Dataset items
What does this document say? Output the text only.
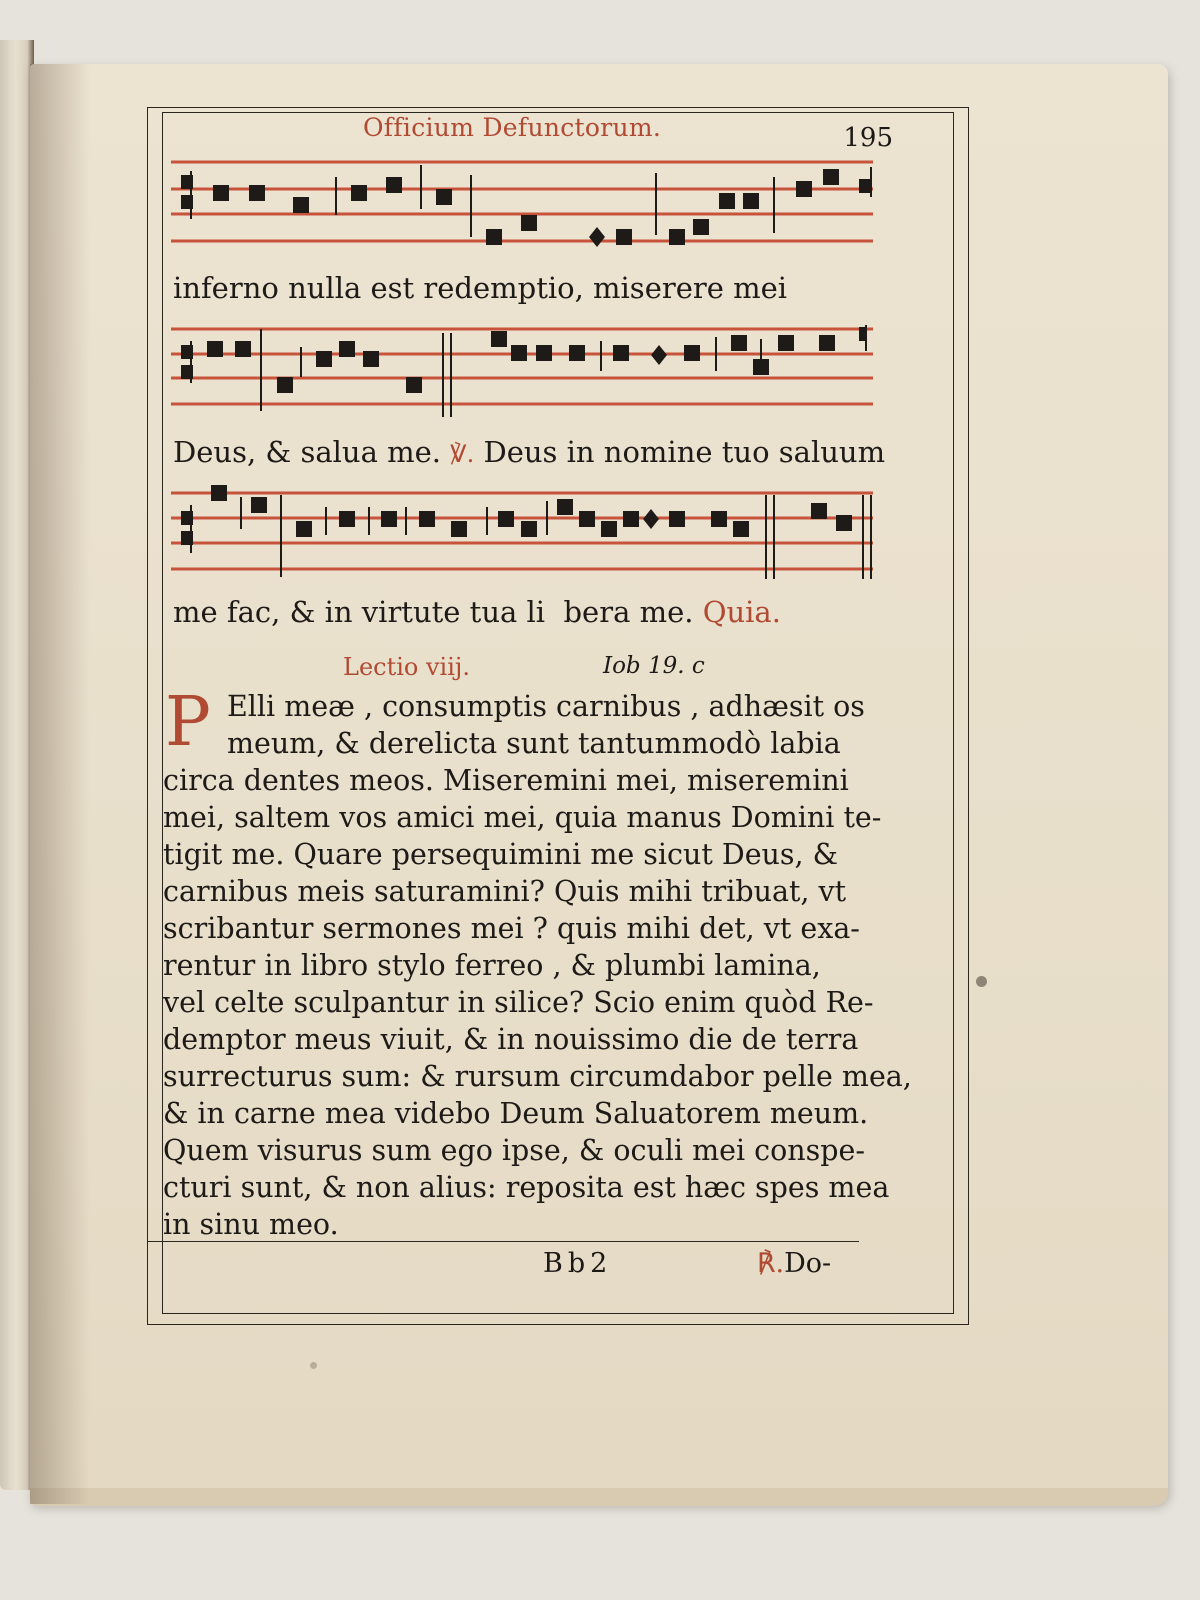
Officium Defunctorum.	195
inferno nulla est redemptio, miserere mei
Deus, & salua me. ℣. Deus in nomine tuo saluum
me fac, & in virtute tua li  bera me. Quia.
Lectio viij.	Iob 19. c
P Elli meæ , consumptis carnibus , adhæsit os
meum, & derelicta sunt tantummodò labia
circa dentes meos. Miseremini mei, miseremini
mei, saltem vos amici mei, quia manus Domini te-
tigit me. Quare persequimini me sicut Deus, &
carnibus meis saturamini? Quis mihi tribuat, vt
scribantur sermones mei ? quis mihi det, vt exa-
rentur in libro stylo ferreo , & plumbi lamina,
vel celte sculpantur in silice? Scio enim quòd Re-
demptor meus viuit, & in nouissimo die de terra
surrecturus sum: & rursum circumdabor pelle mea,
& in carne mea videbo Deum Saluatorem meum.
Quem visurus sum ego ipse, & oculi mei conspe-
cturi sunt, & non alius: reposita est hæc spes mea
in sinu meo.
Bb2	℟.Do-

TASK TO COMPLETE -
Output all the records, word for word, with no pictures in the copy.

RESULT FOR THIS TASK -
What does this document say? Output the text only.
Officium Defunctorum.	195
inferno nulla est redemptio, miserere mei
Deus, & salua me. ℣. Deus in nomine tuo saluum
me fac, & in virtute tua li  bera me. Quia.
Lectio viij.	Iob 19. c
P Elli meæ , consumptis carnibus , adhæsit os
meum, & derelicta sunt tantummodò labia
circa dentes meos. Miseremini mei, miseremini
mei, saltem vos amici mei, quia manus Domini te-
tigit me. Quare persequimini me sicut Deus, &
carnibus meis saturamini? Quis mihi tribuat, vt
scribantur sermones mei ? quis mihi det, vt exa-
rentur in libro stylo ferreo , & plumbi lamina,
vel celte sculpantur in silice? Scio enim quòd Re-
demptor meus viuit, & in nouissimo die de terra
surrecturus sum: & rursum circumdabor pelle mea,
& in carne mea videbo Deum Saluatorem meum.
Quem visurus sum ego ipse, & oculi mei conspe-
cturi sunt, & non alius: reposita est hæc spes mea
in sinu meo.
Bb2	℟.Do-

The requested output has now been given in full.